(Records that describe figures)
───

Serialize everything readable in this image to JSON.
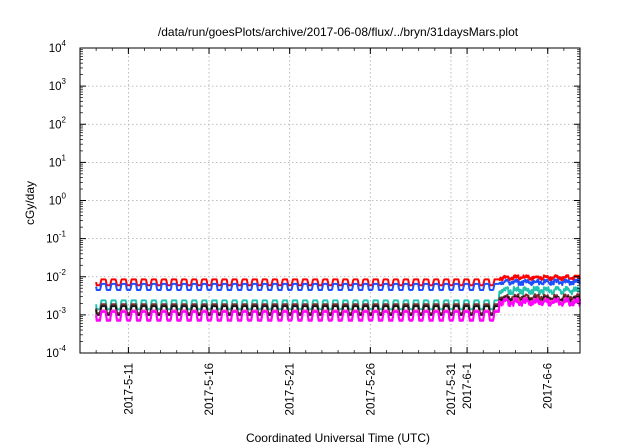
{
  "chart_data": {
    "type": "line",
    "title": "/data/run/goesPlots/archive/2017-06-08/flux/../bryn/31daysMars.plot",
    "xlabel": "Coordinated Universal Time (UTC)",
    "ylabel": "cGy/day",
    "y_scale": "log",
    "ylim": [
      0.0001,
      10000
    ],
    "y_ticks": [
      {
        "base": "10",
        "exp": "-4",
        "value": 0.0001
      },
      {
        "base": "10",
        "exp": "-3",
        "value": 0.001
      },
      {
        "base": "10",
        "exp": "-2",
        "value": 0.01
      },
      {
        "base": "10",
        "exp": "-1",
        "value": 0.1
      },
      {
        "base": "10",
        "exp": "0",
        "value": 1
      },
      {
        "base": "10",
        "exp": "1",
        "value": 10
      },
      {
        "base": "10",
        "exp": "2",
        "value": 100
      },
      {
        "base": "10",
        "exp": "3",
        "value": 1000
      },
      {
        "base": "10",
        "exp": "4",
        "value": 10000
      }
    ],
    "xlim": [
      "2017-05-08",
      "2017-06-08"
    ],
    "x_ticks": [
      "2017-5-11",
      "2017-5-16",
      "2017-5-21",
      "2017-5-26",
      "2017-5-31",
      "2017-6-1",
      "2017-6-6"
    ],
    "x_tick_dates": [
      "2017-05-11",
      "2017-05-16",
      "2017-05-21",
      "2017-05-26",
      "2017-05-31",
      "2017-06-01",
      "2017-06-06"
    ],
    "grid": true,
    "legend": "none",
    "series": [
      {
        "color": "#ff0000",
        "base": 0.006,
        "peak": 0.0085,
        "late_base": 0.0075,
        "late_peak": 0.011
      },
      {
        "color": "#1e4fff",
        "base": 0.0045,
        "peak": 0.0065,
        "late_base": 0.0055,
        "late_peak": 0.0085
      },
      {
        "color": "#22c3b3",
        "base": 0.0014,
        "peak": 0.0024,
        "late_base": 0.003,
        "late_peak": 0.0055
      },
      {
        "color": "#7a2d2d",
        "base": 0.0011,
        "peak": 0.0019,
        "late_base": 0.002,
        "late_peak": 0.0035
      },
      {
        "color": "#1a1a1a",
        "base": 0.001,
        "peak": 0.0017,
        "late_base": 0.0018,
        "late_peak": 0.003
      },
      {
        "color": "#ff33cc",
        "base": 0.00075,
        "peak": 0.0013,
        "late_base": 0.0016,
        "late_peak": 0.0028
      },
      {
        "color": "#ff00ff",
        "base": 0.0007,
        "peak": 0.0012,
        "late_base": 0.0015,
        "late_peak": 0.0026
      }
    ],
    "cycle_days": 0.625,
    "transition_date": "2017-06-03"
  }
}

───

**Given problem**
Every line in the data above that contains "color" needs to be copied.

**Exercise solution**
        "color": "#ff0000",
        "color": "#1e4fff",
        "color": "#22c3b3",
        "color": "#7a2d2d",
        "color": "#1a1a1a",
        "color": "#ff33cc",
        "color": "#ff00ff",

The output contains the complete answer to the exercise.